[Source excerpt]:
▼

Series A Funding
Startup funding is not a one-time activity. Instead, it is a long-drawn process that encompasses many years in the initial life of any startup firm. It is important to realize that the funding of any startup company happens in multiple stages. Up until now, we have understood the pre-seed funding as well as the seed funding process. We also know the objectives of raising funds at these early stages and what are the various types of instruments used. Now, it is time to understand the next stages in the funding process.
It can be said that pre-seed, as well as seed funding, are quite informal in nature. The more formal approach towards startup funding begins with “Series A” funding. In this article, we will have a closer look at what “Series A” funding is.
What is a “Series A” Funding?
As mentioned above, startup financing takes place in several tranches. The “Series A” funding is the first step in the process. Some bootstrapped startups may decide to begin their funding process directly with “Series A” funding. On the other hand, it is common for companies to have raised pre-seed or seed money before they begin their journey towards “Series A” funding.
Startup companies have some kind of proof of concept before they begin soliciting investors for “Series A” funding. This is the round of funding where the valuation of the company reaches a new high.
Another important point to note about “Series A” funding is that a lot of venture capital firms tend to get involved in the financing process at this stage. Prior to this stage, founders do not have proper access to organized capital. This is the stage where big investment banks, private equity funds, and even hedge funds can become the source of such organized capital.

▲

[Data section]:
▼

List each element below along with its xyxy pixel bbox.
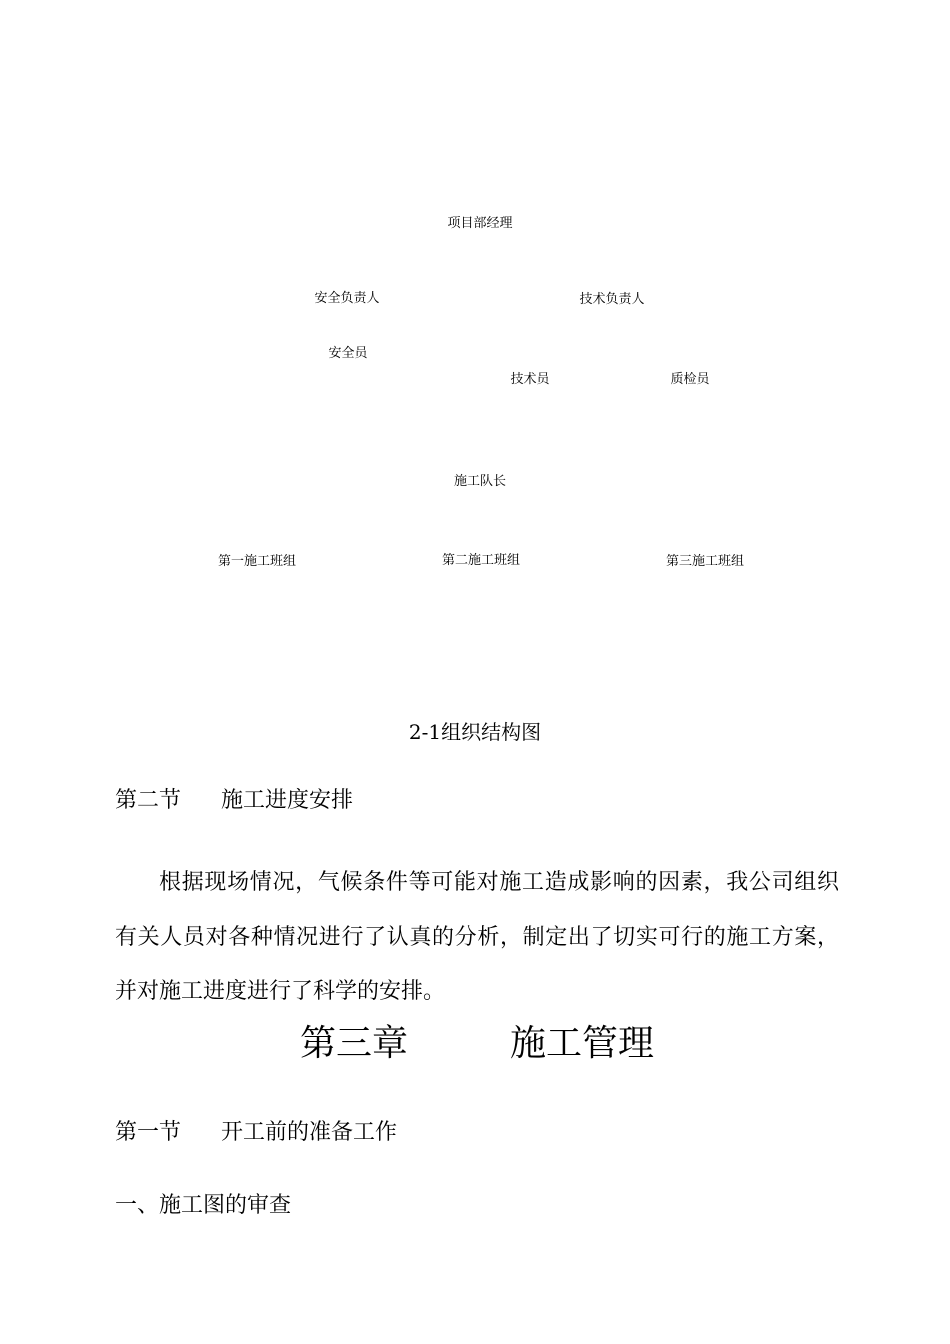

▲

[Tasks]:
**1.** Translate this sentence from the Series A article into Spanish: "Startup funding is not a one-time activity."
**2.** Please list every funding stage that the Series A article names.
The lines after the Series A article are separate material.

[Answers by task]:
**1.** La financiación de las startups no es una actividad puntual.

**2.**
Pre-seed funding
Seed funding
Series A funding